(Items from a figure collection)
###

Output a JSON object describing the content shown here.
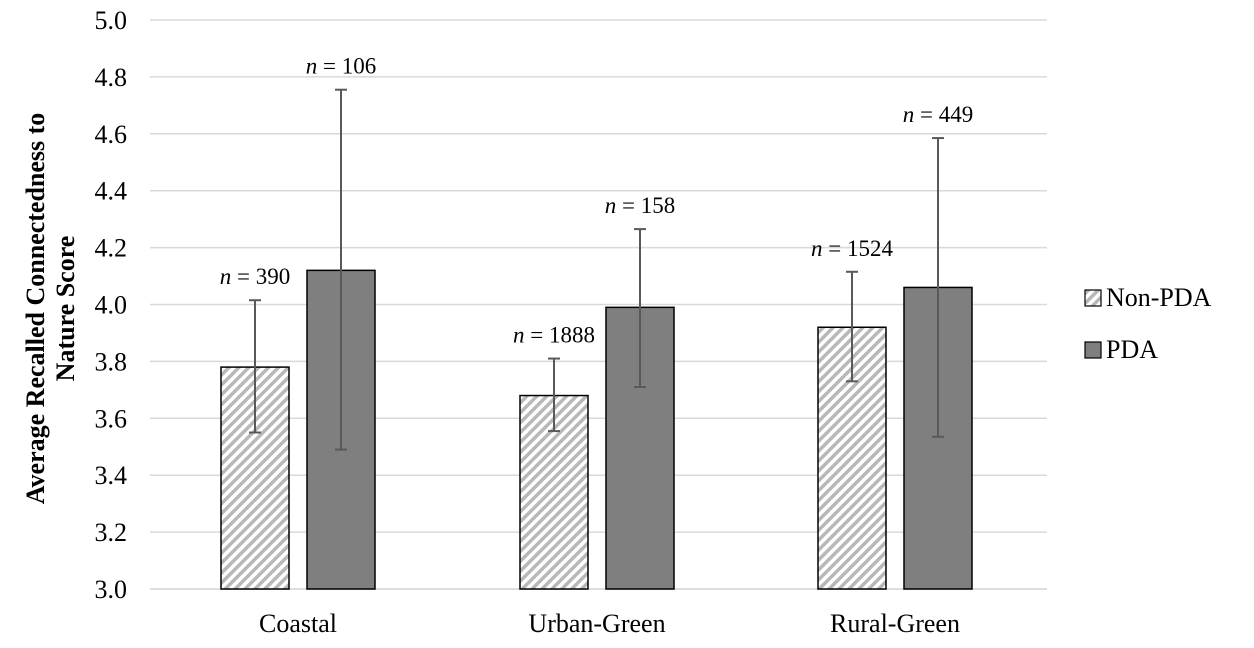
{
  "chart_data": {
    "type": "bar",
    "ylabel": "Average Recalled Connectedness to Nature Score",
    "ylim": [
      3.0,
      5.0
    ],
    "ytick_step": 0.2,
    "ytick_labels": [
      "3.0",
      "3.2",
      "3.4",
      "3.6",
      "3.8",
      "4.0",
      "4.2",
      "4.4",
      "4.6",
      "4.8",
      "5.0"
    ],
    "categories": [
      "Coastal",
      "Urban-Green",
      "Rural-Green"
    ],
    "grid": true,
    "legend_position": "right",
    "series": [
      {
        "name": "Non-PDA",
        "values": [
          3.78,
          3.68,
          3.92
        ],
        "error_low": [
          3.55,
          3.555,
          3.73
        ],
        "error_high": [
          4.015,
          3.81,
          4.115
        ],
        "n_labels": [
          "390",
          "1888",
          "1524"
        ],
        "pattern": "diagonal-hatch",
        "color": "#c8c8c8"
      },
      {
        "name": "PDA",
        "values": [
          4.12,
          3.99,
          4.06
        ],
        "error_low": [
          3.49,
          3.71,
          3.535
        ],
        "error_high": [
          4.755,
          4.265,
          4.585
        ],
        "n_labels": [
          "106",
          "158",
          "449"
        ],
        "pattern": "solid",
        "color": "#7f7f7f"
      }
    ]
  }
}
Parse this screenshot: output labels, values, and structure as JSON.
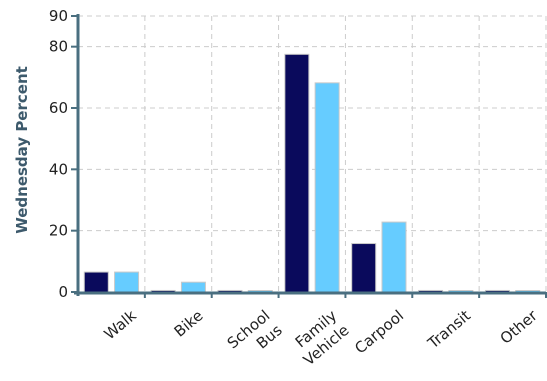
{
  "chart_data": {
    "type": "bar",
    "title": "",
    "xlabel": "",
    "ylabel": "Wednesday Percent",
    "ylim": [
      0,
      90
    ],
    "yticks": [
      0,
      20,
      40,
      60,
      80,
      90
    ],
    "grid": true,
    "legend": "none",
    "categories": [
      {
        "lines": [
          "Walk"
        ]
      },
      {
        "lines": [
          "Bike"
        ]
      },
      {
        "lines": [
          "School",
          "Bus"
        ]
      },
      {
        "lines": [
          "Family",
          "Vehicle"
        ]
      },
      {
        "lines": [
          "Carpool"
        ]
      },
      {
        "lines": [
          "Transit"
        ]
      },
      {
        "lines": [
          "Other"
        ]
      }
    ],
    "series": [
      {
        "color": "#0a0a5c",
        "values": [
          6.5,
          0.5,
          0.5,
          77.5,
          15.8,
          0.5,
          0.5
        ]
      },
      {
        "color": "#66ccff",
        "values": [
          6.5,
          3.2,
          0.3,
          68.2,
          22.8,
          0.3,
          0.3
        ]
      }
    ],
    "colors": {
      "axis": "#4a6f80",
      "grid": "#cccccc",
      "bar_outline": "#c8c8c8"
    }
  }
}
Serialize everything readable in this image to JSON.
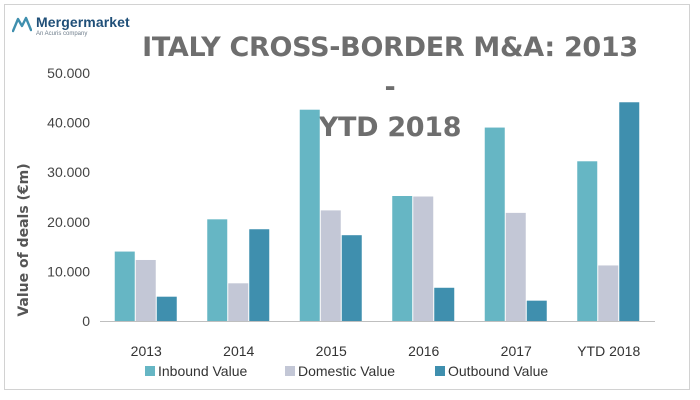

###

* **What the task requires**
Each entry shown above must be quoted exactly, with its pictures left out.

* **Task solution**
Output a JSON object describing the content shown here.
{
  "chart_data": {
    "type": "bar",
    "ylabel": "Average Recalled Connectedness to Nature Score",
    "ylim": [
      3.0,
      5.0
    ],
    "ytick_step": 0.2,
    "ytick_labels": [
      "3.0",
      "3.2",
      "3.4",
      "3.6",
      "3.8",
      "4.0",
      "4.2",
      "4.4",
      "4.6",
      "4.8",
      "5.0"
    ],
    "categories": [
      "Coastal",
      "Urban-Green",
      "Rural-Green"
    ],
    "grid": true,
    "legend_position": "right",
    "series": [
      {
        "name": "Non-PDA",
        "values": [
          3.78,
          3.68,
          3.92
        ],
        "error_low": [
          3.55,
          3.555,
          3.73
        ],
        "error_high": [
          4.015,
          3.81,
          4.115
        ],
        "n_labels": [
          "390",
          "1888",
          "1524"
        ],
        "pattern": "diagonal-hatch",
        "color": "#c8c8c8"
      },
      {
        "name": "PDA",
        "values": [
          4.12,
          3.99,
          4.06
        ],
        "error_low": [
          3.49,
          3.71,
          3.535
        ],
        "error_high": [
          4.755,
          4.265,
          4.585
        ],
        "n_labels": [
          "106",
          "158",
          "449"
        ],
        "pattern": "solid",
        "color": "#7f7f7f"
      }
    ]
  }
}
Parse this screenshot: output labels, values, and structure as JSON.
{
  "chart_data": {
    "type": "bar",
    "title": "",
    "xlabel": "",
    "ylabel": "Wednesday Percent",
    "ylim": [
      0,
      90
    ],
    "yticks": [
      0,
      20,
      40,
      60,
      80,
      90
    ],
    "grid": true,
    "legend": "none",
    "categories": [
      {
        "lines": [
          "Walk"
        ]
      },
      {
        "lines": [
          "Bike"
        ]
      },
      {
        "lines": [
          "School",
          "Bus"
        ]
      },
      {
        "lines": [
          "Family",
          "Vehicle"
        ]
      },
      {
        "lines": [
          "Carpool"
        ]
      },
      {
        "lines": [
          "Transit"
        ]
      },
      {
        "lines": [
          "Other"
        ]
      }
    ],
    "series": [
      {
        "color": "#0a0a5c",
        "values": [
          6.5,
          0.5,
          0.5,
          77.5,
          15.8,
          0.5,
          0.5
        ]
      },
      {
        "color": "#66ccff",
        "values": [
          6.5,
          3.2,
          0.3,
          68.2,
          22.8,
          0.3,
          0.3
        ]
      }
    ],
    "colors": {
      "axis": "#4a6f80",
      "grid": "#cccccc",
      "bar_outline": "#c8c8c8"
    }
  }
}
Serialize everything readable in this image to JSON.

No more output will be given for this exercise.